WHAT THE TASK REQUIRES: Reproduce every record below exactly as it appears.

WORKING DATA:

****************************************

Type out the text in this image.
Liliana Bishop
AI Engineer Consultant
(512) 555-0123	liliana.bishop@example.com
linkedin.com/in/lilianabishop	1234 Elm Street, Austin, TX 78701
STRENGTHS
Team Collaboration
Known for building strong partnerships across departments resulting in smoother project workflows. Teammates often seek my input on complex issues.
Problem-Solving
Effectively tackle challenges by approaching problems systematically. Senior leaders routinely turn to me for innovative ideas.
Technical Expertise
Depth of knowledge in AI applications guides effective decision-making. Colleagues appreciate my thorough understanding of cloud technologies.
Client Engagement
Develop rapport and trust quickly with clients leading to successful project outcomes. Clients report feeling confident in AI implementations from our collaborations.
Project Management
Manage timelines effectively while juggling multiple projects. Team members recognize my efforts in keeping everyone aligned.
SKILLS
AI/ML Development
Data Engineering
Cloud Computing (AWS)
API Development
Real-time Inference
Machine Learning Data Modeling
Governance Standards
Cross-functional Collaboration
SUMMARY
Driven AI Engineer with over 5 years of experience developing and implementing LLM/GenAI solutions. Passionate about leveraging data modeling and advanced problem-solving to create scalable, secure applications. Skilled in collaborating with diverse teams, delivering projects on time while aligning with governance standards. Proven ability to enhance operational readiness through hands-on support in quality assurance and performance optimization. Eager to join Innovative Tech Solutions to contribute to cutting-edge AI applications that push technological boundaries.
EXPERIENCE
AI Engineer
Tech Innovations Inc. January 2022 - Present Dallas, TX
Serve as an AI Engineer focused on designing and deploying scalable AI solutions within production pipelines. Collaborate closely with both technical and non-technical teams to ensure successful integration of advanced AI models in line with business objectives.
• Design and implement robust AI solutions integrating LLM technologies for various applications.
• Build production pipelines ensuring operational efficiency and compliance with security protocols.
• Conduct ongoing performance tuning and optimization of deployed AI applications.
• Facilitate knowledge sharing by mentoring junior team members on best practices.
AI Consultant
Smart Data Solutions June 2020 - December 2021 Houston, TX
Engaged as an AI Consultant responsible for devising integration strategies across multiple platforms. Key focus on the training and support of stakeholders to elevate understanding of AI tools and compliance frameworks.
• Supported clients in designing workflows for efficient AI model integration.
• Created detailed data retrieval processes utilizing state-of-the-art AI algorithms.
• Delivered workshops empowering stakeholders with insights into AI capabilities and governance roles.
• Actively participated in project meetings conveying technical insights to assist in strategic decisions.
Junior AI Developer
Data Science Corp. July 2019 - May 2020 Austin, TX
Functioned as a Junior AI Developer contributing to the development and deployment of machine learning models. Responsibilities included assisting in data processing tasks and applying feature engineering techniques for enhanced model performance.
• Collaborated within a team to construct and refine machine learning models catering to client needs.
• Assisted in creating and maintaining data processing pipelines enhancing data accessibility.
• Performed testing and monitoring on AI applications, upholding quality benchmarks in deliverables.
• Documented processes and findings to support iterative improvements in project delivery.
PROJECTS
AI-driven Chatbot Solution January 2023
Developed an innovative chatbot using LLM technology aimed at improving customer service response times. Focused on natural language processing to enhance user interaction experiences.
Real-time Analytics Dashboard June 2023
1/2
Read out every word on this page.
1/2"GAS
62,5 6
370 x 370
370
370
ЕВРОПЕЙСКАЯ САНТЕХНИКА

****************************************

EXPECTED ANSWER:
Type out the text in this image.
Liliana Bishop
AI Engineer Consultant
(512) 555-0123	liliana.bishop@example.com
linkedin.com/in/lilianabishop	1234 Elm Street, Austin, TX 78701
STRENGTHS
Team Collaboration
Known for building strong partnerships across departments resulting in smoother project workflows. Teammates often seek my input on complex issues.
Problem-Solving
Effectively tackle challenges by approaching problems systematically. Senior leaders routinely turn to me for innovative ideas.
Technical Expertise
Depth of knowledge in AI applications guides effective decision-making. Colleagues appreciate my thorough understanding of cloud technologies.
Client Engagement
Develop rapport and trust quickly with clients leading to successful project outcomes. Clients report feeling confident in AI implementations from our collaborations.
Project Management
Manage timelines effectively while juggling multiple projects. Team members recognize my efforts in keeping everyone aligned.
SKILLS
AI/ML Development
Data Engineering
Cloud Computing (AWS)
API Development
Real-time Inference
Machine Learning Data Modeling
Governance Standards
Cross-functional Collaboration
SUMMARY
Driven AI Engineer with over 5 years of experience developing and implementing LLM/GenAI solutions. Passionate about leveraging data modeling and advanced problem-solving to create scalable, secure applications. Skilled in collaborating with diverse teams, delivering projects on time while aligning with governance standards. Proven ability to enhance operational readiness through hands-on support in quality assurance and performance optimization. Eager to join Innovative Tech Solutions to contribute to cutting-edge AI applications that push technological boundaries.
EXPERIENCE
AI Engineer
Tech Innovations Inc. January 2022 - Present Dallas, TX
Serve as an AI Engineer focused on designing and deploying scalable AI solutions within production pipelines. Collaborate closely with both technical and non-technical teams to ensure successful integration of advanced AI models in line with business objectives.
• Design and implement robust AI solutions integrating LLM technologies for various applications.
• Build production pipelines ensuring operational efficiency and compliance with security protocols.
• Conduct ongoing performance tuning and optimization of deployed AI applications.
• Facilitate knowledge sharing by mentoring junior team members on best practices.
AI Consultant
Smart Data Solutions June 2020 - December 2021 Houston, TX
Engaged as an AI Consultant responsible for devising integration strategies across multiple platforms. Key focus on the training and support of stakeholders to elevate understanding of AI tools and compliance frameworks.
• Supported clients in designing workflows for efficient AI model integration.
• Created detailed data retrieval processes utilizing state-of-the-art AI algorithms.
• Delivered workshops empowering stakeholders with insights into AI capabilities and governance roles.
• Actively participated in project meetings conveying technical insights to assist in strategic decisions.
Junior AI Developer
Data Science Corp. July 2019 - May 2020 Austin, TX
Functioned as a Junior AI Developer contributing to the development and deployment of machine learning models. Responsibilities included assisting in data processing tasks and applying feature engineering techniques for enhanced model performance.
• Collaborated within a team to construct and refine machine learning models catering to client needs.
• Assisted in creating and maintaining data processing pipelines enhancing data accessibility.
• Performed testing and monitoring on AI applications, upholding quality benchmarks in deliverables.
• Documented processes and findings to support iterative improvements in project delivery.
PROJECTS
AI-driven Chatbot Solution January 2023
Developed an innovative chatbot using LLM technology aimed at improving customer service response times. Focused on natural language processing to enhance user interaction experiences.
Real-time Analytics Dashboard June 2023
1/2
Read out every word on this page.
1/2"GAS
62,5 6
370 x 370
370
370
ЕВРОПЕЙСКАЯ САНТЕХНИКА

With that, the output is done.